### The task
Every record should be copied exactly, except that pictures are to be omitted.
-- BEGIN Exercise inputs --
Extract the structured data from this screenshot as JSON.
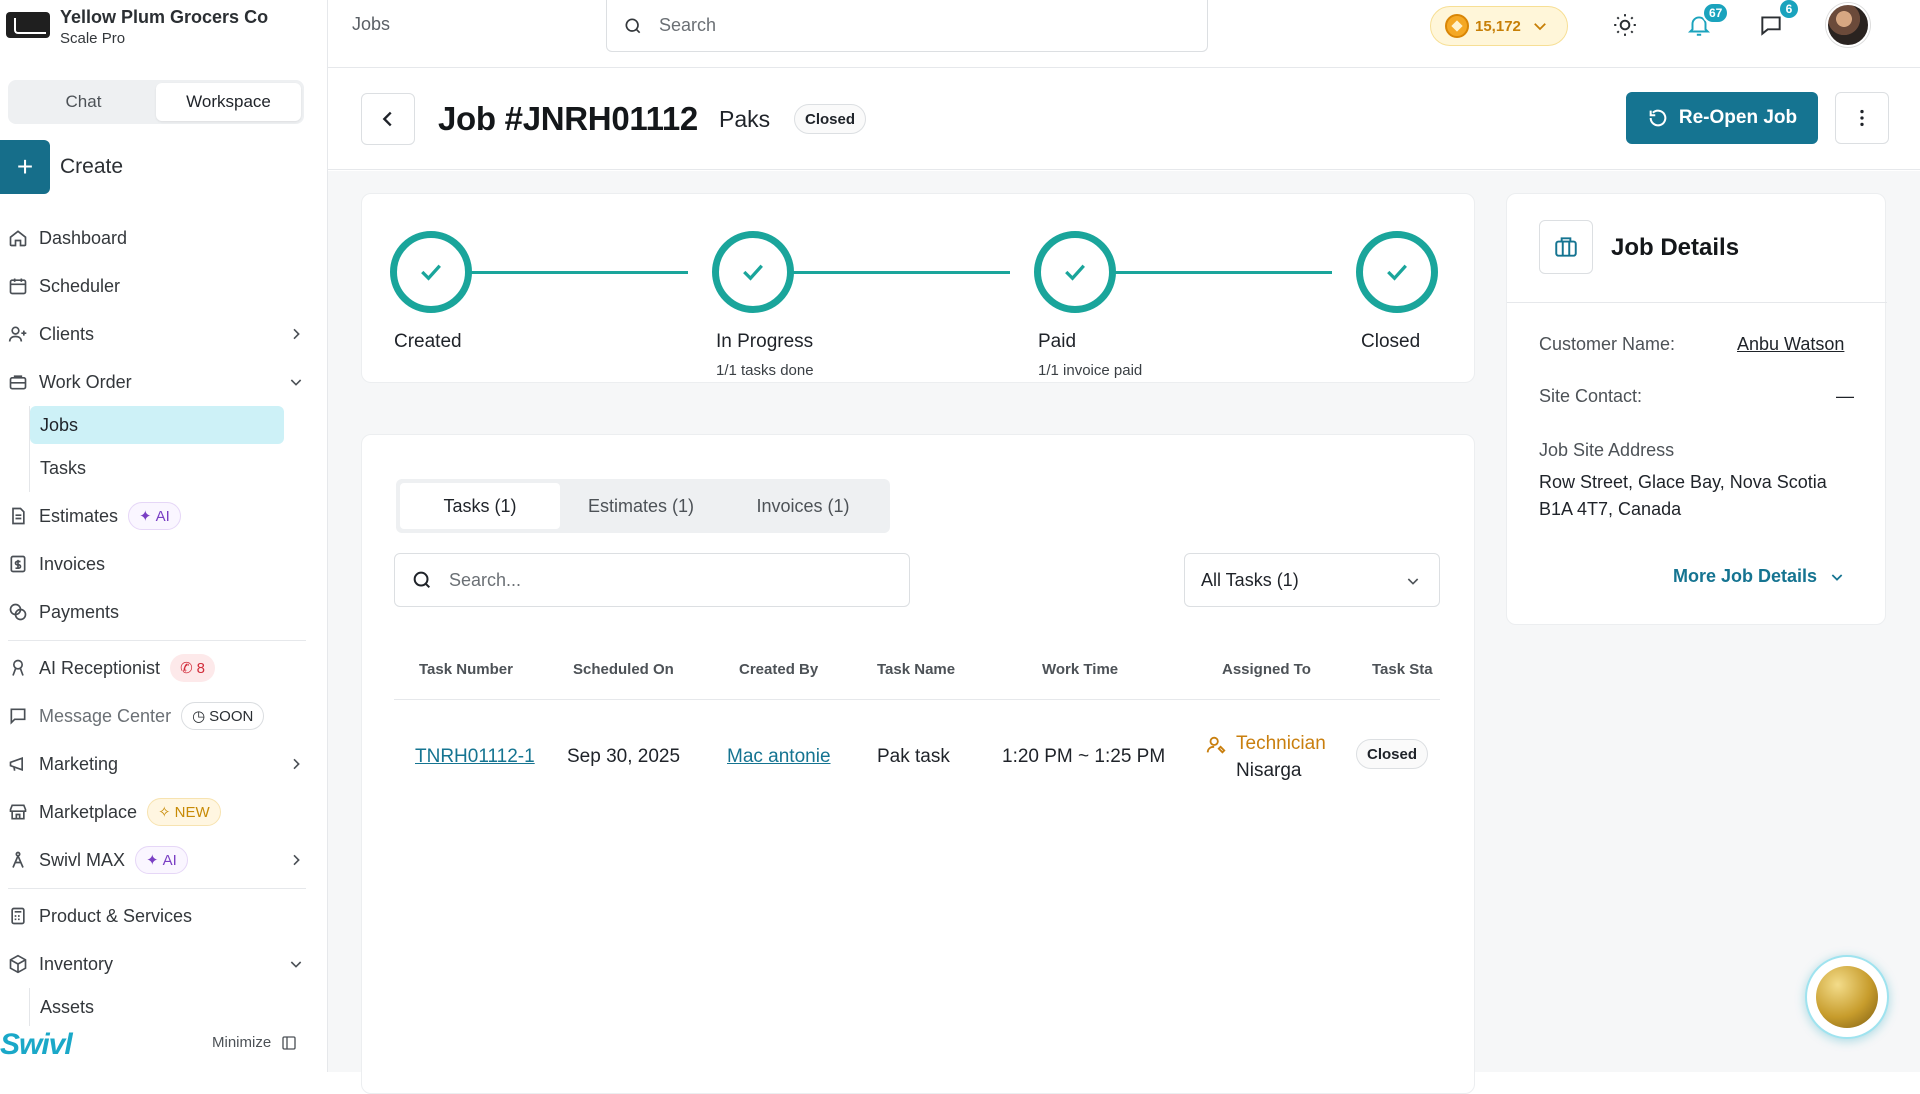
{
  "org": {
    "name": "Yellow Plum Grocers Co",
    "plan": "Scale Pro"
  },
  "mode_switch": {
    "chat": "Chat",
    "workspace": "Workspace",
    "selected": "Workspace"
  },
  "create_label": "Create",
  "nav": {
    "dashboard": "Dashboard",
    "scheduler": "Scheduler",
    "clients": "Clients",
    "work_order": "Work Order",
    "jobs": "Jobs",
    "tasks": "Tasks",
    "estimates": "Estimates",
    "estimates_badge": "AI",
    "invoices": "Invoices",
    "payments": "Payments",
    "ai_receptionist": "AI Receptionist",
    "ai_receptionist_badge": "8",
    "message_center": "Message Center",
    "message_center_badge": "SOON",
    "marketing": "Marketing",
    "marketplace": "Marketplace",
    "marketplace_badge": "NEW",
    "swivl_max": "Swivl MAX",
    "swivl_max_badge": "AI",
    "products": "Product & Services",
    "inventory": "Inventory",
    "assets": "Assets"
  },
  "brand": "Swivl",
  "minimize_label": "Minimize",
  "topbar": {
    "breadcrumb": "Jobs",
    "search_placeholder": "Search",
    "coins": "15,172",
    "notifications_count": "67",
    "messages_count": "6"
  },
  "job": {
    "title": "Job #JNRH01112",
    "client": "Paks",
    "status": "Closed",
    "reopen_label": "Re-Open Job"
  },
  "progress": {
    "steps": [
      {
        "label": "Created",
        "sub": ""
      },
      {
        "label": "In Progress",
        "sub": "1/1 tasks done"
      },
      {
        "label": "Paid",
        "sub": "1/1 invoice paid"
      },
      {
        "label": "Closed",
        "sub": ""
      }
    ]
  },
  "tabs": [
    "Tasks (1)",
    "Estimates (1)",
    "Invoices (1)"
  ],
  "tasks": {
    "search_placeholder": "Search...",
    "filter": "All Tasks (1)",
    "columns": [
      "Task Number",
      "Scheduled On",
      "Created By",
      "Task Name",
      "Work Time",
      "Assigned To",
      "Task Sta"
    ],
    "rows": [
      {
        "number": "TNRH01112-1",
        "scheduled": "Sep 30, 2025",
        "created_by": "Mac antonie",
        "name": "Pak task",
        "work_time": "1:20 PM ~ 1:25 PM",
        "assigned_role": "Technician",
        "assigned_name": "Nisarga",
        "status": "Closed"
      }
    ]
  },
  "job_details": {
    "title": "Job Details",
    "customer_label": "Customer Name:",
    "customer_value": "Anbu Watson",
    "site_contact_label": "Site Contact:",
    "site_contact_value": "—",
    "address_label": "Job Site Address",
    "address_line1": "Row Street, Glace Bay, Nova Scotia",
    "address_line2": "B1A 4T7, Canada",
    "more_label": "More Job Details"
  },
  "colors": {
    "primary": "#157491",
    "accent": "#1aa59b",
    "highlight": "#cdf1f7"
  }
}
-- END Exercise inputs --
### Problem solution
Extract the structured data from this screenshot as JSON.
{
  "org": {
    "name": "Yellow Plum Grocers Co",
    "plan": "Scale Pro"
  },
  "mode_switch": {
    "chat": "Chat",
    "workspace": "Workspace",
    "selected": "Workspace"
  },
  "create_label": "Create",
  "nav": {
    "dashboard": "Dashboard",
    "scheduler": "Scheduler",
    "clients": "Clients",
    "work_order": "Work Order",
    "jobs": "Jobs",
    "tasks": "Tasks",
    "estimates": "Estimates",
    "estimates_badge": "AI",
    "invoices": "Invoices",
    "payments": "Payments",
    "ai_receptionist": "AI Receptionist",
    "ai_receptionist_badge": "8",
    "message_center": "Message Center",
    "message_center_badge": "SOON",
    "marketing": "Marketing",
    "marketplace": "Marketplace",
    "marketplace_badge": "NEW",
    "swivl_max": "Swivl MAX",
    "swivl_max_badge": "AI",
    "products": "Product & Services",
    "inventory": "Inventory",
    "assets": "Assets"
  },
  "brand": "Swivl",
  "minimize_label": "Minimize",
  "topbar": {
    "breadcrumb": "Jobs",
    "search_placeholder": "Search",
    "coins": "15,172",
    "notifications_count": "67",
    "messages_count": "6"
  },
  "job": {
    "title": "Job #JNRH01112",
    "client": "Paks",
    "status": "Closed",
    "reopen_label": "Re-Open Job"
  },
  "progress": {
    "steps": [
      {
        "label": "Created",
        "sub": ""
      },
      {
        "label": "In Progress",
        "sub": "1/1 tasks done"
      },
      {
        "label": "Paid",
        "sub": "1/1 invoice paid"
      },
      {
        "label": "Closed",
        "sub": ""
      }
    ]
  },
  "tabs": [
    "Tasks (1)",
    "Estimates (1)",
    "Invoices (1)"
  ],
  "tasks": {
    "search_placeholder": "Search...",
    "filter": "All Tasks (1)",
    "columns": [
      "Task Number",
      "Scheduled On",
      "Created By",
      "Task Name",
      "Work Time",
      "Assigned To",
      "Task Sta"
    ],
    "rows": [
      {
        "number": "TNRH01112-1",
        "scheduled": "Sep 30, 2025",
        "created_by": "Mac antonie",
        "name": "Pak task",
        "work_time": "1:20 PM ~ 1:25 PM",
        "assigned_role": "Technician",
        "assigned_name": "Nisarga",
        "status": "Closed"
      }
    ]
  },
  "job_details": {
    "title": "Job Details",
    "customer_label": "Customer Name:",
    "customer_value": "Anbu Watson",
    "site_contact_label": "Site Contact:",
    "site_contact_value": "—",
    "address_label": "Job Site Address",
    "address_line1": "Row Street, Glace Bay, Nova Scotia",
    "address_line2": "B1A 4T7, Canada",
    "more_label": "More Job Details"
  },
  "colors": {
    "primary": "#157491",
    "accent": "#1aa59b",
    "highlight": "#cdf1f7"
  }
}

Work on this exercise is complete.